DIRECTIVE:
Pick every line from the data that holds the word "Mangrove".

SOURCE RECORDS:

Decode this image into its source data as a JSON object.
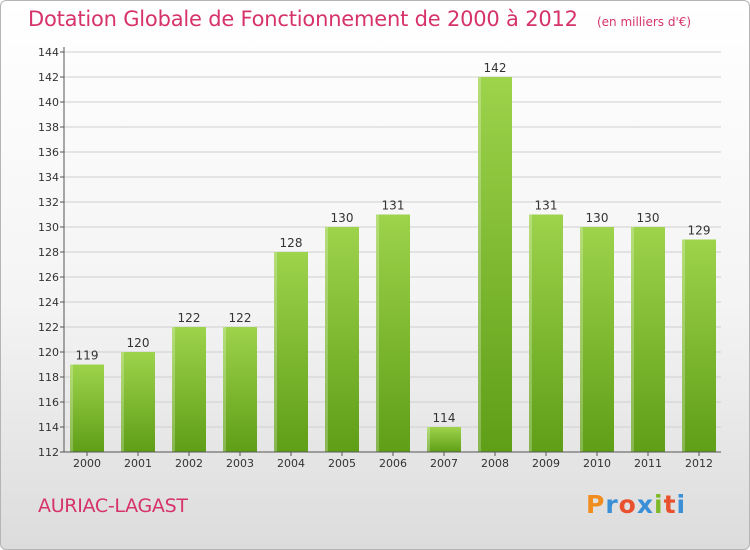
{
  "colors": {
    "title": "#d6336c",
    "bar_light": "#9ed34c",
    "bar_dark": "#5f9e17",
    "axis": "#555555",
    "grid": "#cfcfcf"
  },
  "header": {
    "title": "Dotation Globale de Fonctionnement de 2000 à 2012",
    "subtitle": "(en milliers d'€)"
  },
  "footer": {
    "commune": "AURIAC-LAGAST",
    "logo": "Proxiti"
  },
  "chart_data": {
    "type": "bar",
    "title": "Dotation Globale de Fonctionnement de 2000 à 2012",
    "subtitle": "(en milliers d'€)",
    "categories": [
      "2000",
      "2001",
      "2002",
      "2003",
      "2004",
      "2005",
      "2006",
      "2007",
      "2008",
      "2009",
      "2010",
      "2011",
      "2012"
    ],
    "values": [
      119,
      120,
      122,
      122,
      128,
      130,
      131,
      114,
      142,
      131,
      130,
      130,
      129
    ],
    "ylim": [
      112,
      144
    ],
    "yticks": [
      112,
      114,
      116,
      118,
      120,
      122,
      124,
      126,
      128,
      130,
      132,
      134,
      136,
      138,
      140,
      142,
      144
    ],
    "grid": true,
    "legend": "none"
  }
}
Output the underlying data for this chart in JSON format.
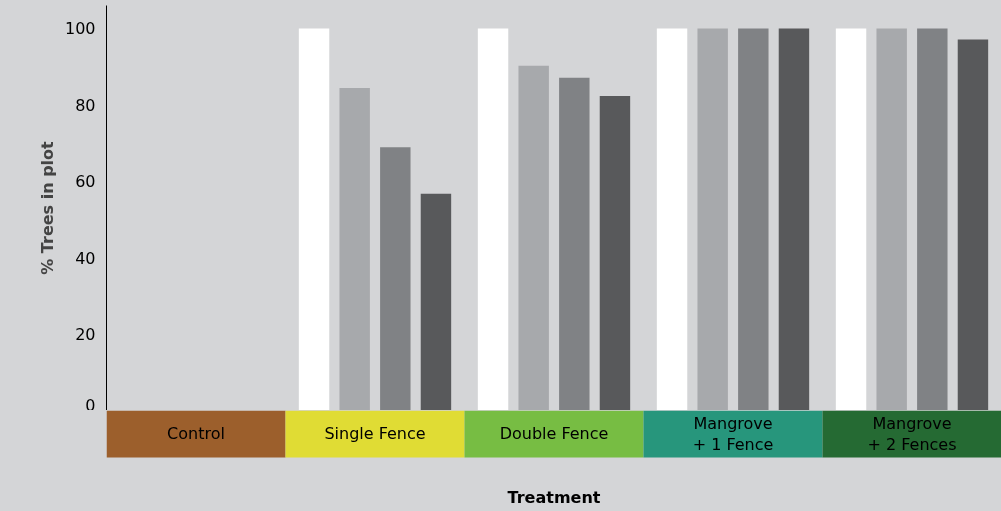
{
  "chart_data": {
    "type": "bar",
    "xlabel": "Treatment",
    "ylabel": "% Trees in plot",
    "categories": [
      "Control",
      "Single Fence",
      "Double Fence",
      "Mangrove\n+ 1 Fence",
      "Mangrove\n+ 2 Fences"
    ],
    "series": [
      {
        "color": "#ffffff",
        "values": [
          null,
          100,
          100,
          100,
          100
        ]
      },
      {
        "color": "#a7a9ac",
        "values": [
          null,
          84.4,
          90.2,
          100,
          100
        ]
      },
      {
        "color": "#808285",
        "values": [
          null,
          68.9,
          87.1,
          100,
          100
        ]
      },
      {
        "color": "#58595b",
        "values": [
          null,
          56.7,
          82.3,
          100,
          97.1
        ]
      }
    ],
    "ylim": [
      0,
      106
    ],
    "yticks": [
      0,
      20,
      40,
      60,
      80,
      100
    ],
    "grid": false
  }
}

SOLUTION:
      "Mangrove\n+ 1 Fence",
      "Mangrove\n+ 2 Fences"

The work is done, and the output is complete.